Dataset excerpts
--- Start ---
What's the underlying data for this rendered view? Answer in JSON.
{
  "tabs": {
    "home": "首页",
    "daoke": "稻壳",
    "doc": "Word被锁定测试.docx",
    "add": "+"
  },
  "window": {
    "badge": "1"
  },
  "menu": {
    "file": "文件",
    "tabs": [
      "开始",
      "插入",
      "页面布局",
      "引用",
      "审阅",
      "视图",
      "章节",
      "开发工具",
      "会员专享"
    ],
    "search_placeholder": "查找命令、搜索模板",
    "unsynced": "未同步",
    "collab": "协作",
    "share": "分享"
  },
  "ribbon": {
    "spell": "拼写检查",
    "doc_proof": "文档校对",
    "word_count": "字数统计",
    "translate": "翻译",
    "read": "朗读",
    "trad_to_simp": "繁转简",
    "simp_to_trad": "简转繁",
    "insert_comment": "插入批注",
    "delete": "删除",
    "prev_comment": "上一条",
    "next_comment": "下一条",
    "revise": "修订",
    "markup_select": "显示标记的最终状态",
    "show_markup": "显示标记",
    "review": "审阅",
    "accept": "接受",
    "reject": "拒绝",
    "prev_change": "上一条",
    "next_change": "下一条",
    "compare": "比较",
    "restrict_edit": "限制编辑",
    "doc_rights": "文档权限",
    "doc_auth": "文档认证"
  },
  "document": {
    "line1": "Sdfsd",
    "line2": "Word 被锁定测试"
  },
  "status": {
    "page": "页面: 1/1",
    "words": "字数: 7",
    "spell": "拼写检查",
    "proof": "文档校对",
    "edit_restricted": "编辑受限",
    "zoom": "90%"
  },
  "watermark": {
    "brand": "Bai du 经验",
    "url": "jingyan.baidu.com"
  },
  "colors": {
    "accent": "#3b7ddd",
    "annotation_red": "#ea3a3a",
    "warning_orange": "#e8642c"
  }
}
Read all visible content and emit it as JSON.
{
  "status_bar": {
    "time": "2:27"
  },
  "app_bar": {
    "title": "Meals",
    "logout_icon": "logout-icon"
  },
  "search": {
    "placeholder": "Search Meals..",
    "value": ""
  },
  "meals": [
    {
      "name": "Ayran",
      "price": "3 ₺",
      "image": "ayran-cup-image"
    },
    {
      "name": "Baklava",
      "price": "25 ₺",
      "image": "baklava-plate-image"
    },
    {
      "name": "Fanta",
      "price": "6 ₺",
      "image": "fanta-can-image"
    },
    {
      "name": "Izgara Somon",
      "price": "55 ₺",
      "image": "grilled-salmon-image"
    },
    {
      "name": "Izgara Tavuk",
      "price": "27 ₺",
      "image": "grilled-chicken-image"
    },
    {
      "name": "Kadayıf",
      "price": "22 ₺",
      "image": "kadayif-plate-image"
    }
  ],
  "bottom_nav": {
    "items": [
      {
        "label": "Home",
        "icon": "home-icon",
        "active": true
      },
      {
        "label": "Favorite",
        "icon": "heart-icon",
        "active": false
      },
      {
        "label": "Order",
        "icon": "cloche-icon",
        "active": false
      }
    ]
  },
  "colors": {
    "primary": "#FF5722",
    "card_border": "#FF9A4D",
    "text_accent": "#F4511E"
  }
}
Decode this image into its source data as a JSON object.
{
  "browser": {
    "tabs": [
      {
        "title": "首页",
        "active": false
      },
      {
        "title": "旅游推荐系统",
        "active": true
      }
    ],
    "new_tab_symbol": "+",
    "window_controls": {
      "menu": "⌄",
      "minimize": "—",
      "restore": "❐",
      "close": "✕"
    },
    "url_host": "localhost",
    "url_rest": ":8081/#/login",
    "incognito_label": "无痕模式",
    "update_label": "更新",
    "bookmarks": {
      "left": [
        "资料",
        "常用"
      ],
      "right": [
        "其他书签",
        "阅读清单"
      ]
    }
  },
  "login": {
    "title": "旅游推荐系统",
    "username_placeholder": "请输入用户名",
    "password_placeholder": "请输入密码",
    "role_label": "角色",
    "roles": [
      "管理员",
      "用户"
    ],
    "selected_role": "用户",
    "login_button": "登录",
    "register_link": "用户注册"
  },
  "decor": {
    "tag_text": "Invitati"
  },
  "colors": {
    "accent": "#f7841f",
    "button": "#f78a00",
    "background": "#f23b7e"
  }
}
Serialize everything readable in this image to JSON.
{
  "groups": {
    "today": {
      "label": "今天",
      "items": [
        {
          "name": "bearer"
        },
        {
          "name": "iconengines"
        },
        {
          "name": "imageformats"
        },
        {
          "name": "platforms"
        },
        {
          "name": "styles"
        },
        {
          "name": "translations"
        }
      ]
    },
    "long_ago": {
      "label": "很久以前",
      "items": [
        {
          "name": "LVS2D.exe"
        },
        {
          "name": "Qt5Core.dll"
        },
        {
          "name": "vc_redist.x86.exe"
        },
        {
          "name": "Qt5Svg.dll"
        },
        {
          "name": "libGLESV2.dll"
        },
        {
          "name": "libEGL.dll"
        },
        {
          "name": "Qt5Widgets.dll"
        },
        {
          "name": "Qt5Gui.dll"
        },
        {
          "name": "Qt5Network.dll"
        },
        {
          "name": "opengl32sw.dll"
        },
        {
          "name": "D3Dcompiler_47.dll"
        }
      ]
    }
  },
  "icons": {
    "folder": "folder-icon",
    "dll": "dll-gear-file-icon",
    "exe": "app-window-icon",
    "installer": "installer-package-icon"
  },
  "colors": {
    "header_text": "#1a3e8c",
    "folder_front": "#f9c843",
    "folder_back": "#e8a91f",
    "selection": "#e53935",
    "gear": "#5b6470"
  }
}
--- End ---
What is expected:
Only lines with the string "price" belong in your answer; copy each one.

Solution for this exercise:
      "price": "3 ₺",
      "price": "25 ₺",
      "price": "6 ₺",
      "price": "55 ₺",
      "price": "27 ₺",
      "price": "22 ₺",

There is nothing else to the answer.